● Records for this task:

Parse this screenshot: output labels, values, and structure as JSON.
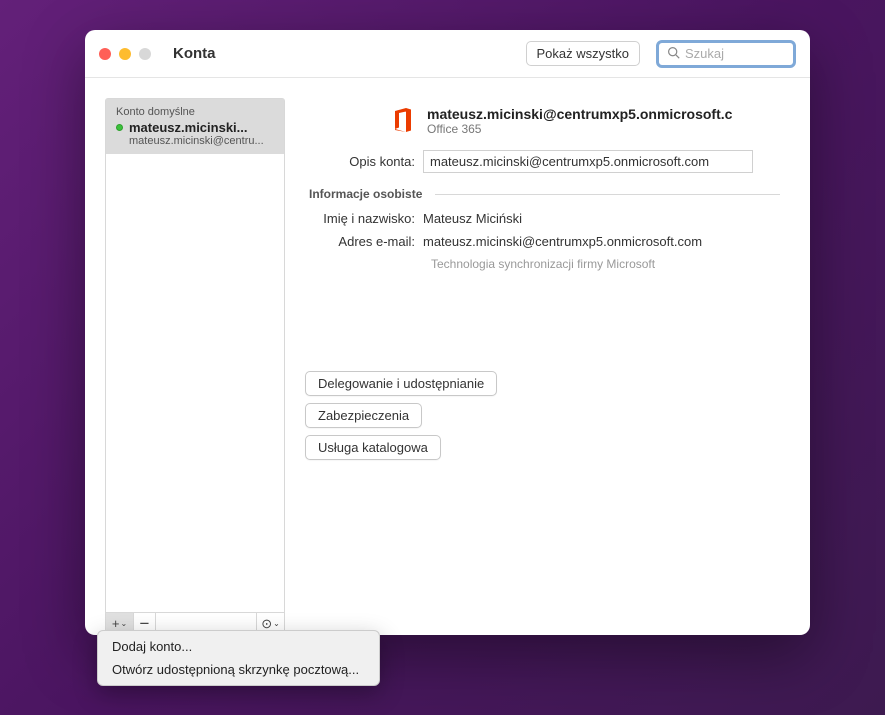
{
  "window": {
    "title": "Konta",
    "show_all_label": "Pokaż wszystko",
    "search_placeholder": "Szukaj"
  },
  "sidebar": {
    "default_label": "Konto domyślne",
    "account_name": "mateusz.micinski...",
    "account_email": "mateusz.micinski@centru...",
    "add_icon": "+",
    "remove_icon": "−",
    "more_icon": "⊙"
  },
  "details": {
    "header_email": "mateusz.micinski@centrumxp5.onmicrosoft.c",
    "header_sub": "Office 365",
    "desc_label": "Opis konta:",
    "desc_value": "mateusz.micinski@centrumxp5.onmicrosoft.com",
    "section_personal": "Informacje osobiste",
    "name_label": "Imię i nazwisko:",
    "name_value": "Mateusz Miciński",
    "email_label": "Adres e-mail:",
    "email_value": "mateusz.micinski@centrumxp5.onmicrosoft.com",
    "sync_note": "Technologia synchronizacji firmy Microsoft",
    "buttons": {
      "delegation": "Delegowanie i udostępnianie",
      "security": "Zabezpieczenia",
      "directory": "Usługa katalogowa"
    }
  },
  "popup": {
    "add_account": "Dodaj konto...",
    "open_shared": "Otwórz udostępnioną skrzynkę pocztową..."
  }
}
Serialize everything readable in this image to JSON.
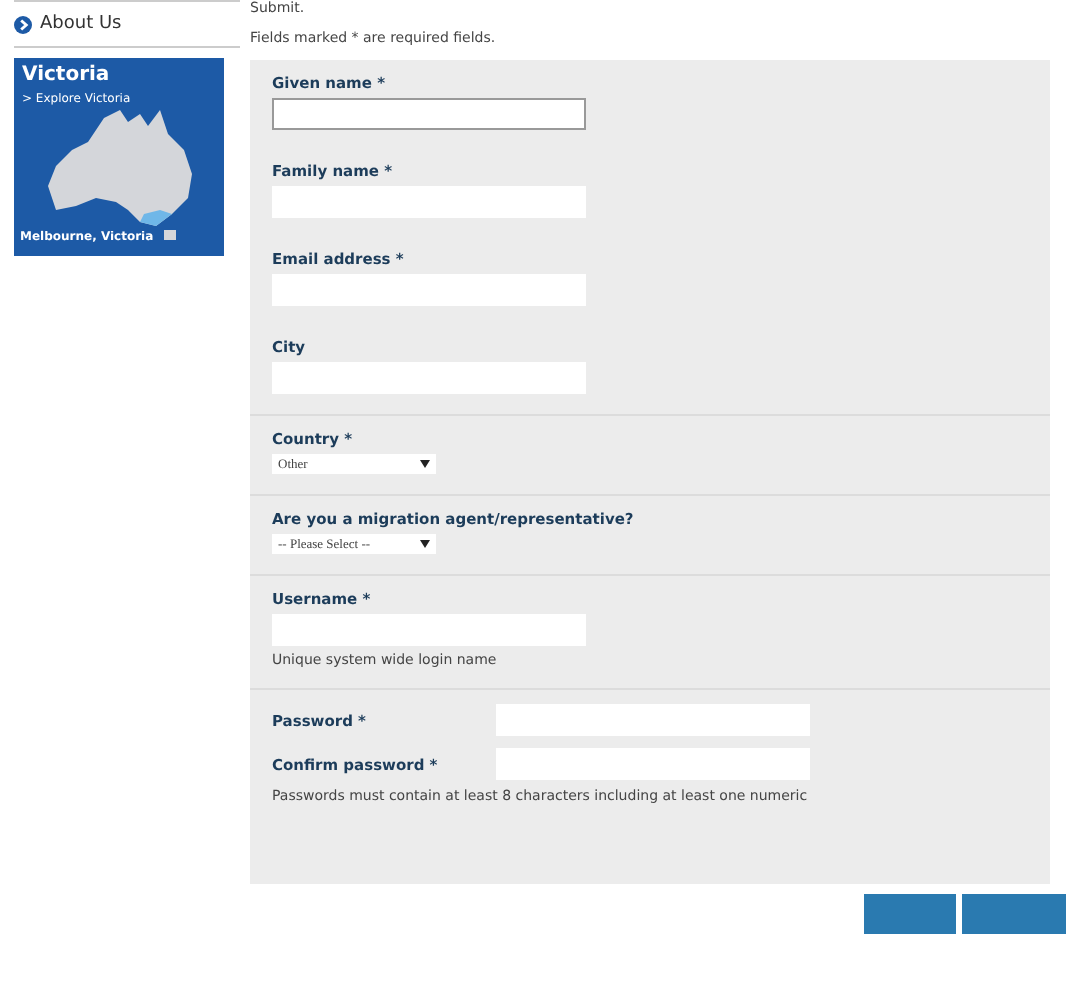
{
  "sidebar": {
    "nav_item": "About Us",
    "promo": {
      "title": "Victoria",
      "link": "> Explore Victoria",
      "caption": "Melbourne, Victoria"
    }
  },
  "intro": "Submit.",
  "required_note": "Fields marked * are required fields.",
  "sections": [
    {
      "fields": [
        {
          "kind": "text",
          "label": "Given name *",
          "focused": true
        },
        {
          "kind": "text",
          "label": "Family name *",
          "focused": false
        },
        {
          "kind": "text",
          "label": "Email address *",
          "focused": false
        },
        {
          "kind": "text",
          "label": "City",
          "focused": false
        }
      ]
    },
    {
      "fields": [
        {
          "kind": "select",
          "label": "Country *",
          "value": "Other"
        }
      ]
    },
    {
      "fields": [
        {
          "kind": "select",
          "label": "Are you a migration agent/representative?",
          "value": "-- Please Select --"
        }
      ]
    },
    {
      "fields": [
        {
          "kind": "text",
          "label": "Username *",
          "hint": "Unique system wide login name",
          "focused": false
        }
      ]
    },
    {
      "fields": [
        {
          "kind": "inline",
          "label": "Password *"
        },
        {
          "kind": "inline",
          "label": "Confirm password *",
          "hint": "Passwords must contain at least 8 characters including at least one numeric"
        }
      ]
    }
  ]
}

● Work to do:
Transcribe the material exactly, keeping every word and none of the pictures.

● Output:
Parse this screenshot: output labels, values, and structure as JSON.
{
  "window": {
    "title": "Konta",
    "show_all_label": "Pokaż wszystko",
    "search_placeholder": "Szukaj"
  },
  "sidebar": {
    "default_label": "Konto domyślne",
    "account_name": "mateusz.micinski...",
    "account_email": "mateusz.micinski@centru...",
    "add_icon": "+",
    "remove_icon": "−",
    "more_icon": "⊙"
  },
  "details": {
    "header_email": "mateusz.micinski@centrumxp5.onmicrosoft.c",
    "header_sub": "Office 365",
    "desc_label": "Opis konta:",
    "desc_value": "mateusz.micinski@centrumxp5.onmicrosoft.com",
    "section_personal": "Informacje osobiste",
    "name_label": "Imię i nazwisko:",
    "name_value": "Mateusz Miciński",
    "email_label": "Adres e-mail:",
    "email_value": "mateusz.micinski@centrumxp5.onmicrosoft.com",
    "sync_note": "Technologia synchronizacji firmy Microsoft",
    "buttons": {
      "delegation": "Delegowanie i udostępnianie",
      "security": "Zabezpieczenia",
      "directory": "Usługa katalogowa"
    }
  },
  "popup": {
    "add_account": "Dodaj konto...",
    "open_shared": "Otwórz udostępnioną skrzynkę pocztową..."
  }
}
Serialize everything readable in this image to JSON.
{
  "sidebar": {
    "nav_item": "About Us",
    "promo": {
      "title": "Victoria",
      "link": "> Explore Victoria",
      "caption": "Melbourne, Victoria"
    }
  },
  "intro": "Submit.",
  "required_note": "Fields marked * are required fields.",
  "sections": [
    {
      "fields": [
        {
          "kind": "text",
          "label": "Given name *",
          "focused": true
        },
        {
          "kind": "text",
          "label": "Family name *",
          "focused": false
        },
        {
          "kind": "text",
          "label": "Email address *",
          "focused": false
        },
        {
          "kind": "text",
          "label": "City",
          "focused": false
        }
      ]
    },
    {
      "fields": [
        {
          "kind": "select",
          "label": "Country *",
          "value": "Other"
        }
      ]
    },
    {
      "fields": [
        {
          "kind": "select",
          "label": "Are you a migration agent/representative?",
          "value": "-- Please Select --"
        }
      ]
    },
    {
      "fields": [
        {
          "kind": "text",
          "label": "Username *",
          "hint": "Unique system wide login name",
          "focused": false
        }
      ]
    },
    {
      "fields": [
        {
          "kind": "inline",
          "label": "Password *"
        },
        {
          "kind": "inline",
          "label": "Confirm password *",
          "hint": "Passwords must contain at least 8 characters including at least one numeric"
        }
      ]
    }
  ]
}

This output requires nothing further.